### [RECORD SET]
**********

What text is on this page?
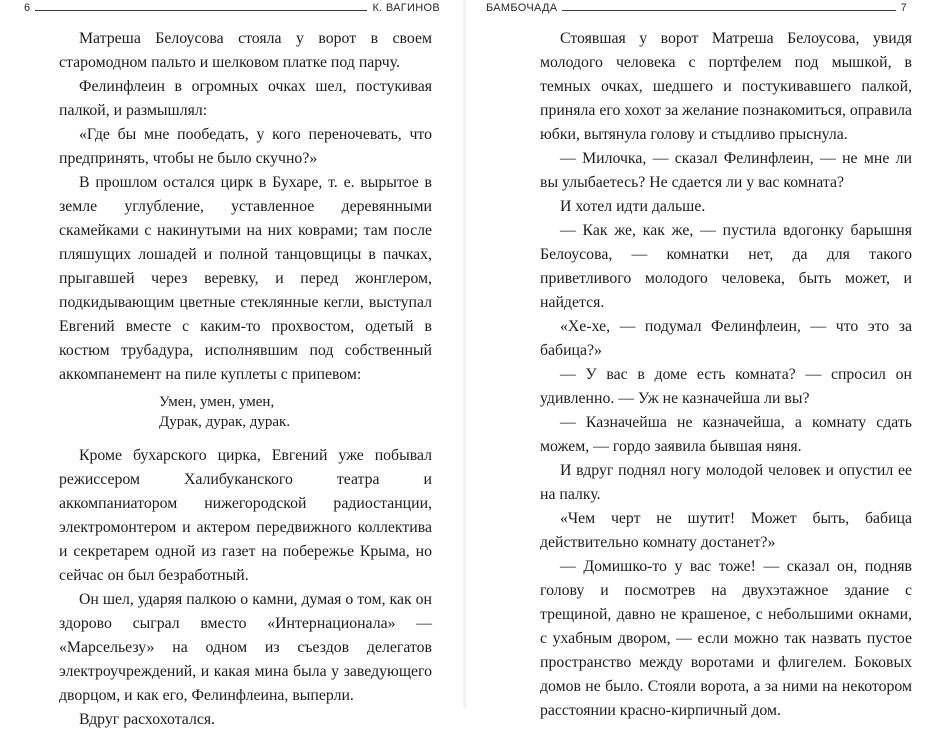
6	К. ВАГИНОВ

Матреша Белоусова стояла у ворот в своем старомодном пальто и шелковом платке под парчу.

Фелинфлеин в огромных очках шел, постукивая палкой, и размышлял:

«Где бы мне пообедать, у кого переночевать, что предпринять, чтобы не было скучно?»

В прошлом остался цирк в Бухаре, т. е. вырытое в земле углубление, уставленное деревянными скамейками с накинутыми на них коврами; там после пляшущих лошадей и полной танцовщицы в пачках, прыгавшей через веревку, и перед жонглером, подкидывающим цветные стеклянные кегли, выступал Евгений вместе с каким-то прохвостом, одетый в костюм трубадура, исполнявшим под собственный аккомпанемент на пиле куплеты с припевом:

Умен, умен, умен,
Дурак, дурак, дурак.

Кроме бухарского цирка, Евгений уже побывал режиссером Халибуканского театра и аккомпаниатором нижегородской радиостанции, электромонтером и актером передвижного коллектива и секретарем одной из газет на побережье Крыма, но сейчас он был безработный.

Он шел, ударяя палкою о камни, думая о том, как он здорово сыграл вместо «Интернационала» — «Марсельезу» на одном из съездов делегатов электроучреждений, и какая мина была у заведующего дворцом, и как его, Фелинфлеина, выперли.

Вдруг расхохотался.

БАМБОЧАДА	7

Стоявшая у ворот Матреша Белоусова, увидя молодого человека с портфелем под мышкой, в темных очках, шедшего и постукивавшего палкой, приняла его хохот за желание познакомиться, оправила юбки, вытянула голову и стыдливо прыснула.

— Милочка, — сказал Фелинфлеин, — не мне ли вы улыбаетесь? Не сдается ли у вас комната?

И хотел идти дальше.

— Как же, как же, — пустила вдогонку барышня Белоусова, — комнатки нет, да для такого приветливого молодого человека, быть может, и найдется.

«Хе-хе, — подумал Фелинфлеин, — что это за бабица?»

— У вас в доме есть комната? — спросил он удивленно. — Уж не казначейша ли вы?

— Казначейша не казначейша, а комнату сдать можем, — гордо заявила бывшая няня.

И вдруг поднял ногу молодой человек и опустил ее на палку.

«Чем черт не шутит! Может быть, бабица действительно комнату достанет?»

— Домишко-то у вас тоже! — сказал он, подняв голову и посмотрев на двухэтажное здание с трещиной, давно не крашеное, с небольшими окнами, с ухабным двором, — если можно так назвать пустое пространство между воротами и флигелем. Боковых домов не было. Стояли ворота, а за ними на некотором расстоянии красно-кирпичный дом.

**********

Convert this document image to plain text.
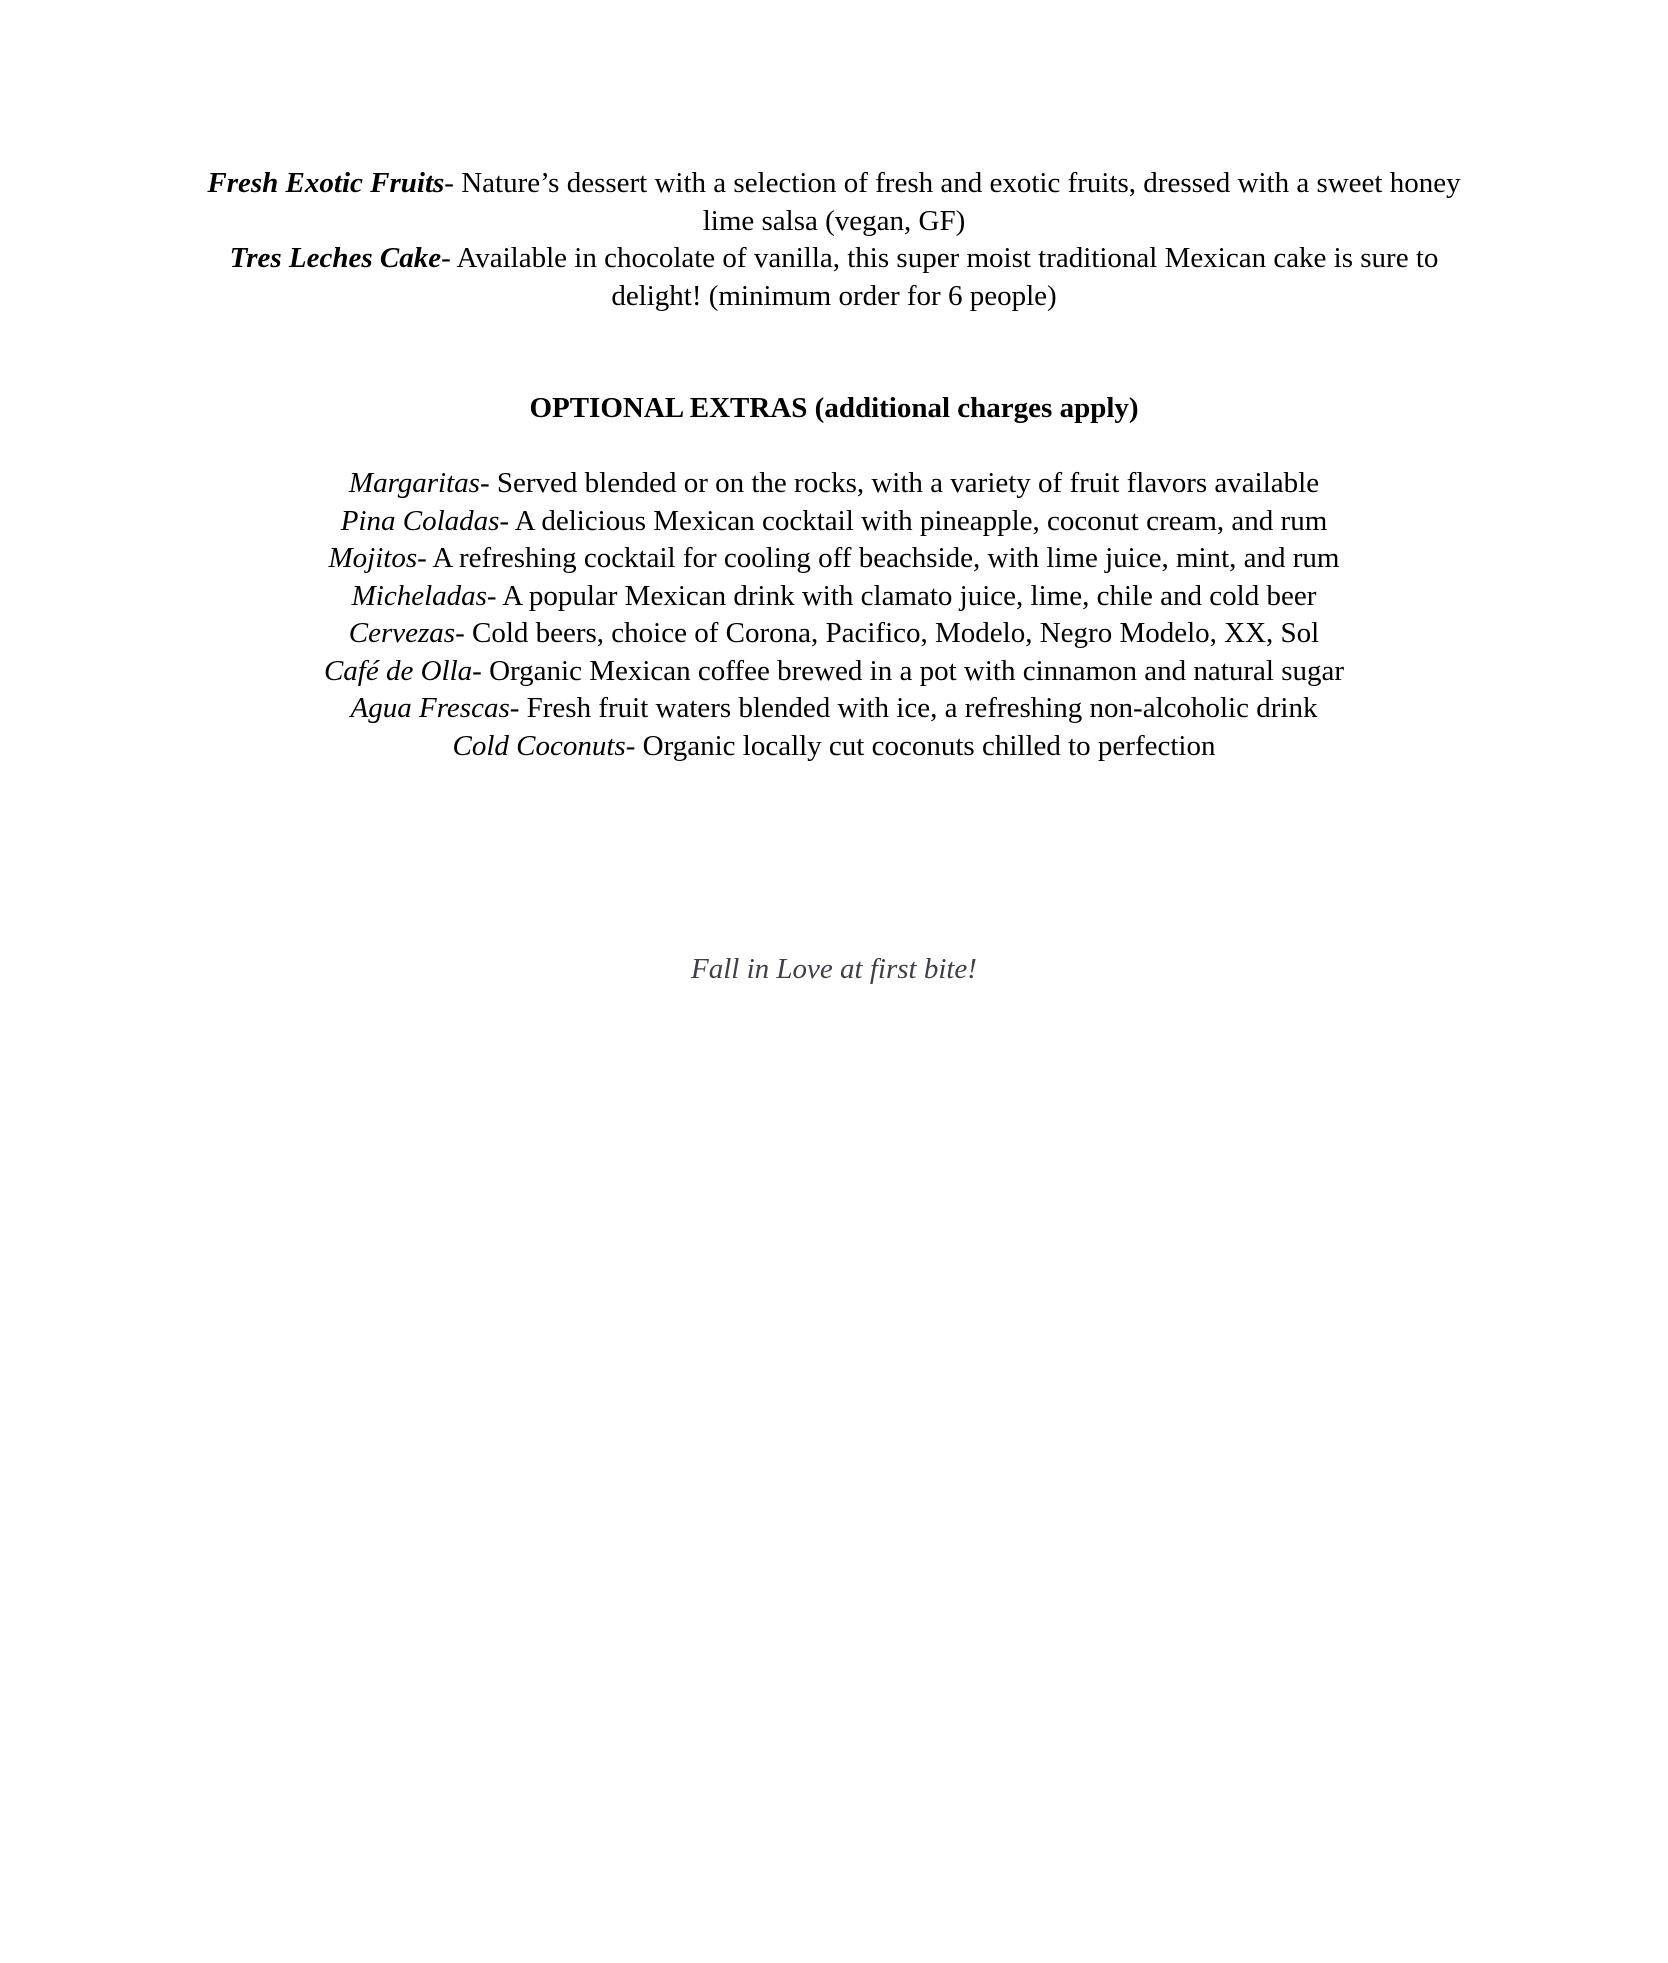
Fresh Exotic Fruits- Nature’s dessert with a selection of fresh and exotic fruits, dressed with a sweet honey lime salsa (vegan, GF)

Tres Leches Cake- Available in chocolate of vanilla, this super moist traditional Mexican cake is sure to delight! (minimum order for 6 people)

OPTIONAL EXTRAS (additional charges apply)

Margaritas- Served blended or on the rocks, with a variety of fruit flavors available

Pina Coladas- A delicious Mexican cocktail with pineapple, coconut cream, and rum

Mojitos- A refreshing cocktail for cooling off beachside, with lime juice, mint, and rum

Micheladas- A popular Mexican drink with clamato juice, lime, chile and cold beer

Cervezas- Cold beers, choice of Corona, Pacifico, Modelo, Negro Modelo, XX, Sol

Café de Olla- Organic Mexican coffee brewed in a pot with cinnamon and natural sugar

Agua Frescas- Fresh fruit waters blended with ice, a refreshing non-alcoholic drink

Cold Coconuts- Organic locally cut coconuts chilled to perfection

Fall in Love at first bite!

**********

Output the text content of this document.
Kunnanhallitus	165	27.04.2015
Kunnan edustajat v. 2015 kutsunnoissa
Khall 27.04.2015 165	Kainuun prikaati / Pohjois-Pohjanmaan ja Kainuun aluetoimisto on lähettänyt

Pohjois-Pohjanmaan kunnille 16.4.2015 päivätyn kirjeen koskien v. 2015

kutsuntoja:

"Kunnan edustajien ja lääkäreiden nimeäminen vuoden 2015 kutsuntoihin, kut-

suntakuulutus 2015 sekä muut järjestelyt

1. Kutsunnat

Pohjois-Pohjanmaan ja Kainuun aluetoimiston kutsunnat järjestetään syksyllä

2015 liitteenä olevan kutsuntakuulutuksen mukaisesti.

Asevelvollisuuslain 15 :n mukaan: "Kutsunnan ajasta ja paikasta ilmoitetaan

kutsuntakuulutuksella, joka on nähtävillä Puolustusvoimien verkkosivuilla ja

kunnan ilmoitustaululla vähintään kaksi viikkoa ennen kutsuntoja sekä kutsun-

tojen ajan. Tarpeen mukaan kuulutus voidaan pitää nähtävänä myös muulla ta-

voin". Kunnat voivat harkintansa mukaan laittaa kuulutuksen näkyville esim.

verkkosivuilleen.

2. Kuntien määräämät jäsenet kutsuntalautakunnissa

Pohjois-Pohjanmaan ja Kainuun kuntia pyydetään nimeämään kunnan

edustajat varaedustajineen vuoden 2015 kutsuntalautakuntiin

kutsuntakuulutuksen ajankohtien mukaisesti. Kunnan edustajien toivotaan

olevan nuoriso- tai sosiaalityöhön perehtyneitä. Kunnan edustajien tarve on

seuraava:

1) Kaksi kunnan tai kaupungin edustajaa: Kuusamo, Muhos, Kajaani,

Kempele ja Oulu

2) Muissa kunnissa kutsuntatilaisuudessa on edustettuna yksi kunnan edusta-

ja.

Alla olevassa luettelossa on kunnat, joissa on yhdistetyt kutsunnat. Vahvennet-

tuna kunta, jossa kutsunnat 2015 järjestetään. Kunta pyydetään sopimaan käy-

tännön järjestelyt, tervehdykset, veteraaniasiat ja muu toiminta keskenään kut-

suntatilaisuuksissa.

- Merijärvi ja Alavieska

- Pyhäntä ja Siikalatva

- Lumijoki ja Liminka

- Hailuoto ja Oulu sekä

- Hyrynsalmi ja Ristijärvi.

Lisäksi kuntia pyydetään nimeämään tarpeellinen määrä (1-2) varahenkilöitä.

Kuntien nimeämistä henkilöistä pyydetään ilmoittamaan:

**********

### [YOUR INSTRUCTIONS]
Show, from the listing above, each line that contains the word "молодого".

### [ANSWER TO THE PROBLEM]
Стоявшая у ворот Матреша Белоусова, увидя молодого человека с портфелем под мышкой, в темных очках, шедшего и постукивавшего палкой, приняла его хохот за желание познакомиться, оправила юбки, вытянула голову и стыдливо прыснула.
— Как же, как же, — пустила вдогонку барышня Белоусова, — комнатки нет, да для такого приветливого молодого человека, быть может, и найдется.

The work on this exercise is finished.